### Provided records ###

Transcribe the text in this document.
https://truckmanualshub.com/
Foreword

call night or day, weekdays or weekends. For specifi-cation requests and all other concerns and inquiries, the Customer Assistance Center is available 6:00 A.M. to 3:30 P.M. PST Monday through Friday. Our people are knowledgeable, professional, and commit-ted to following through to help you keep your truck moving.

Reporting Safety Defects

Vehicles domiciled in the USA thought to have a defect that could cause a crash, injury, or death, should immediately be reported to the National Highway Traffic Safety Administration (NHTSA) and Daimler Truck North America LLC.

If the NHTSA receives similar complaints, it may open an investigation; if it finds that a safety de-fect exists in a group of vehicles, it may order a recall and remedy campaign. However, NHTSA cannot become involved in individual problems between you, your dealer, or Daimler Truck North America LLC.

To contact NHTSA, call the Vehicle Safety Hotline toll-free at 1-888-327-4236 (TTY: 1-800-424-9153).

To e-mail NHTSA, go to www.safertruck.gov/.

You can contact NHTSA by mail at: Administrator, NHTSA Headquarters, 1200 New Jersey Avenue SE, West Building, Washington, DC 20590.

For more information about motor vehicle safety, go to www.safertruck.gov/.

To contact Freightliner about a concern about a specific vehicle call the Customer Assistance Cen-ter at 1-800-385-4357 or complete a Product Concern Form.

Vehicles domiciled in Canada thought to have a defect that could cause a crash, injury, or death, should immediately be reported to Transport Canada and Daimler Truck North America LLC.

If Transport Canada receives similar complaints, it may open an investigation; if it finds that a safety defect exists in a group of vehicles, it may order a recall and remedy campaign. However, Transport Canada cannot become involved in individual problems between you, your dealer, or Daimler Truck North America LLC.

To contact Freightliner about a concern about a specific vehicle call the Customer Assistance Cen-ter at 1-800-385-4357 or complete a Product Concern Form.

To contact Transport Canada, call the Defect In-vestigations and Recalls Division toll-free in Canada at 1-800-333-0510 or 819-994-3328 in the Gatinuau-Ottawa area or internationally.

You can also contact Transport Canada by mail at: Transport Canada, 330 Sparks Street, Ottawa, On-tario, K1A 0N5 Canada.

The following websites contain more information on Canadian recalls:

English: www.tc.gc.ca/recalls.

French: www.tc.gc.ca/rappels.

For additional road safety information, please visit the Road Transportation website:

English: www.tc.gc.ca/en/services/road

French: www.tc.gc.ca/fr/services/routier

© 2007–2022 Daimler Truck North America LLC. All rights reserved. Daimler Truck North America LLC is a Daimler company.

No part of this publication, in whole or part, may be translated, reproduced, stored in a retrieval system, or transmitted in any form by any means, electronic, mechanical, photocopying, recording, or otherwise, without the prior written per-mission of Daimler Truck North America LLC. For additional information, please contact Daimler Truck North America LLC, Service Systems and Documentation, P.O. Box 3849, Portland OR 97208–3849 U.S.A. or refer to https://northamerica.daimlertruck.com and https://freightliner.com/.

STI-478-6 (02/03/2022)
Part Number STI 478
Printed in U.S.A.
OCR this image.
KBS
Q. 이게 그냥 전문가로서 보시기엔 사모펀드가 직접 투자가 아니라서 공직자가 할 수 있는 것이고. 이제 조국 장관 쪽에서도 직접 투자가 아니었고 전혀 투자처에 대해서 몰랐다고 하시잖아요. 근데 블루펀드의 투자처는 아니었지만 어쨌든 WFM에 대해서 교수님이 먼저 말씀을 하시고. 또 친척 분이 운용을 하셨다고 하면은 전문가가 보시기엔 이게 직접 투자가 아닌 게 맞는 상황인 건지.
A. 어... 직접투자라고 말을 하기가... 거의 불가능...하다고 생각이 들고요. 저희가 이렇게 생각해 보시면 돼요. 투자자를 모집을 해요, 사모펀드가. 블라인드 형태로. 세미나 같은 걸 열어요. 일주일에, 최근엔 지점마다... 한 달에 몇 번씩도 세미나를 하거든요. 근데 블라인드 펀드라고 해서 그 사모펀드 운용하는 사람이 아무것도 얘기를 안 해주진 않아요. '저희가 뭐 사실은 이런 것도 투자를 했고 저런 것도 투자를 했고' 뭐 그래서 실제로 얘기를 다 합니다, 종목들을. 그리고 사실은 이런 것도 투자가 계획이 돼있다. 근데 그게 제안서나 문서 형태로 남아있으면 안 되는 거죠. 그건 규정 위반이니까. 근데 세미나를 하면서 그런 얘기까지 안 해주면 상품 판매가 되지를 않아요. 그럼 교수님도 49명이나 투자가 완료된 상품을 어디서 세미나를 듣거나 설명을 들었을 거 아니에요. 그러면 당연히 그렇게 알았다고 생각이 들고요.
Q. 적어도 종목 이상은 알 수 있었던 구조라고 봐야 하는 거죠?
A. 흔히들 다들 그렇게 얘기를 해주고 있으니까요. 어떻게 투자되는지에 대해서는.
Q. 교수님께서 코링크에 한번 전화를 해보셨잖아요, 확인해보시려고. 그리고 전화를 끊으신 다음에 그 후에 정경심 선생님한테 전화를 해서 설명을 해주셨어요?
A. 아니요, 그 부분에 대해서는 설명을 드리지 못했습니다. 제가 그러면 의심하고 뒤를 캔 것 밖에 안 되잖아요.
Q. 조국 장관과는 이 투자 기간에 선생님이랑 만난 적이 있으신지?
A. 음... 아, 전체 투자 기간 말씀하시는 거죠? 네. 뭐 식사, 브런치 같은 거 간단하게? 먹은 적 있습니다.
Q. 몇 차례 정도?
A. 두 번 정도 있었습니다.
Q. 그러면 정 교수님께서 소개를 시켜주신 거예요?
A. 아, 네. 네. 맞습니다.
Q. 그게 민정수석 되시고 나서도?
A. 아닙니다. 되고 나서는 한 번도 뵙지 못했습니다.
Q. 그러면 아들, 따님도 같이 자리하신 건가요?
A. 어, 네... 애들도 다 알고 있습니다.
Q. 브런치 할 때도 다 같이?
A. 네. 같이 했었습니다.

###

# [Stated goal]
Your task is to print all of the records exactly.

# [Output of the exercise]
Transcribe the text in this document.
https://truckmanualshub.com/
Foreword

call night or day, weekdays or weekends. For specifi-cation requests and all other concerns and inquiries, the Customer Assistance Center is available 6:00 A.M. to 3:30 P.M. PST Monday through Friday. Our people are knowledgeable, professional, and commit-ted to following through to help you keep your truck moving.

Reporting Safety Defects

Vehicles domiciled in the USA thought to have a defect that could cause a crash, injury, or death, should immediately be reported to the National Highway Traffic Safety Administration (NHTSA) and Daimler Truck North America LLC.

If the NHTSA receives similar complaints, it may open an investigation; if it finds that a safety de-fect exists in a group of vehicles, it may order a recall and remedy campaign. However, NHTSA cannot become involved in individual problems between you, your dealer, or Daimler Truck North America LLC.

To contact NHTSA, call the Vehicle Safety Hotline toll-free at 1-888-327-4236 (TTY: 1-800-424-9153).

To e-mail NHTSA, go to www.safertruck.gov/.

You can contact NHTSA by mail at: Administrator, NHTSA Headquarters, 1200 New Jersey Avenue SE, West Building, Washington, DC 20590.

For more information about motor vehicle safety, go to www.safertruck.gov/.

To contact Freightliner about a concern about a specific vehicle call the Customer Assistance Cen-ter at 1-800-385-4357 or complete a Product Concern Form.

Vehicles domiciled in Canada thought to have a defect that could cause a crash, injury, or death, should immediately be reported to Transport Canada and Daimler Truck North America LLC.

If Transport Canada receives similar complaints, it may open an investigation; if it finds that a safety defect exists in a group of vehicles, it may order a recall and remedy campaign. However, Transport Canada cannot become involved in individual problems between you, your dealer, or Daimler Truck North America LLC.

To contact Freightliner about a concern about a specific vehicle call the Customer Assistance Cen-ter at 1-800-385-4357 or complete a Product Concern Form.

To contact Transport Canada, call the Defect In-vestigations and Recalls Division toll-free in Canada at 1-800-333-0510 or 819-994-3328 in the Gatinuau-Ottawa area or internationally.

You can also contact Transport Canada by mail at: Transport Canada, 330 Sparks Street, Ottawa, On-tario, K1A 0N5 Canada.

The following websites contain more information on Canadian recalls:

English: www.tc.gc.ca/recalls.

French: www.tc.gc.ca/rappels.

For additional road safety information, please visit the Road Transportation website:

English: www.tc.gc.ca/en/services/road

French: www.tc.gc.ca/fr/services/routier

© 2007–2022 Daimler Truck North America LLC. All rights reserved. Daimler Truck North America LLC is a Daimler company.

No part of this publication, in whole or part, may be translated, reproduced, stored in a retrieval system, or transmitted in any form by any means, electronic, mechanical, photocopying, recording, or otherwise, without the prior written per-mission of Daimler Truck North America LLC. For additional information, please contact Daimler Truck North America LLC, Service Systems and Documentation, P.O. Box 3849, Portland OR 97208–3849 U.S.A. or refer to https://northamerica.daimlertruck.com and https://freightliner.com/.

STI-478-6 (02/03/2022)
Part Number STI 478
Printed in U.S.A.
OCR this image.
KBS
Q. 이게 그냥 전문가로서 보시기엔 사모펀드가 직접 투자가 아니라서 공직자가 할 수 있는 것이고. 이제 조국 장관 쪽에서도 직접 투자가 아니었고 전혀 투자처에 대해서 몰랐다고 하시잖아요. 근데 블루펀드의 투자처는 아니었지만 어쨌든 WFM에 대해서 교수님이 먼저 말씀을 하시고. 또 친척 분이 운용을 하셨다고 하면은 전문가가 보시기엔 이게 직접 투자가 아닌 게 맞는 상황인 건지.
A. 어... 직접투자라고 말을 하기가... 거의 불가능...하다고 생각이 들고요. 저희가 이렇게 생각해 보시면 돼요. 투자자를 모집을 해요, 사모펀드가. 블라인드 형태로. 세미나 같은 걸 열어요. 일주일에, 최근엔 지점마다... 한 달에 몇 번씩도 세미나를 하거든요. 근데 블라인드 펀드라고 해서 그 사모펀드 운용하는 사람이 아무것도 얘기를 안 해주진 않아요. '저희가 뭐 사실은 이런 것도 투자를 했고 저런 것도 투자를 했고' 뭐 그래서 실제로 얘기를 다 합니다, 종목들을. 그리고 사실은 이런 것도 투자가 계획이 돼있다. 근데 그게 제안서나 문서 형태로 남아있으면 안 되는 거죠. 그건 규정 위반이니까. 근데 세미나를 하면서 그런 얘기까지 안 해주면 상품 판매가 되지를 않아요. 그럼 교수님도 49명이나 투자가 완료된 상품을 어디서 세미나를 듣거나 설명을 들었을 거 아니에요. 그러면 당연히 그렇게 알았다고 생각이 들고요.
Q. 적어도 종목 이상은 알 수 있었던 구조라고 봐야 하는 거죠?
A. 흔히들 다들 그렇게 얘기를 해주고 있으니까요. 어떻게 투자되는지에 대해서는.
Q. 교수님께서 코링크에 한번 전화를 해보셨잖아요, 확인해보시려고. 그리고 전화를 끊으신 다음에 그 후에 정경심 선생님한테 전화를 해서 설명을 해주셨어요?
A. 아니요, 그 부분에 대해서는 설명을 드리지 못했습니다. 제가 그러면 의심하고 뒤를 캔 것 밖에 안 되잖아요.
Q. 조국 장관과는 이 투자 기간에 선생님이랑 만난 적이 있으신지?
A. 음... 아, 전체 투자 기간 말씀하시는 거죠? 네. 뭐 식사, 브런치 같은 거 간단하게? 먹은 적 있습니다.
Q. 몇 차례 정도?
A. 두 번 정도 있었습니다.
Q. 그러면 정 교수님께서 소개를 시켜주신 거예요?
A. 아, 네. 네. 맞습니다.
Q. 그게 민정수석 되시고 나서도?
A. 아닙니다. 되고 나서는 한 번도 뵙지 못했습니다.
Q. 그러면 아들, 따님도 같이 자리하신 건가요?
A. 어, 네... 애들도 다 알고 있습니다.
Q. 브런치 할 때도 다 같이?
A. 네. 같이 했었습니다.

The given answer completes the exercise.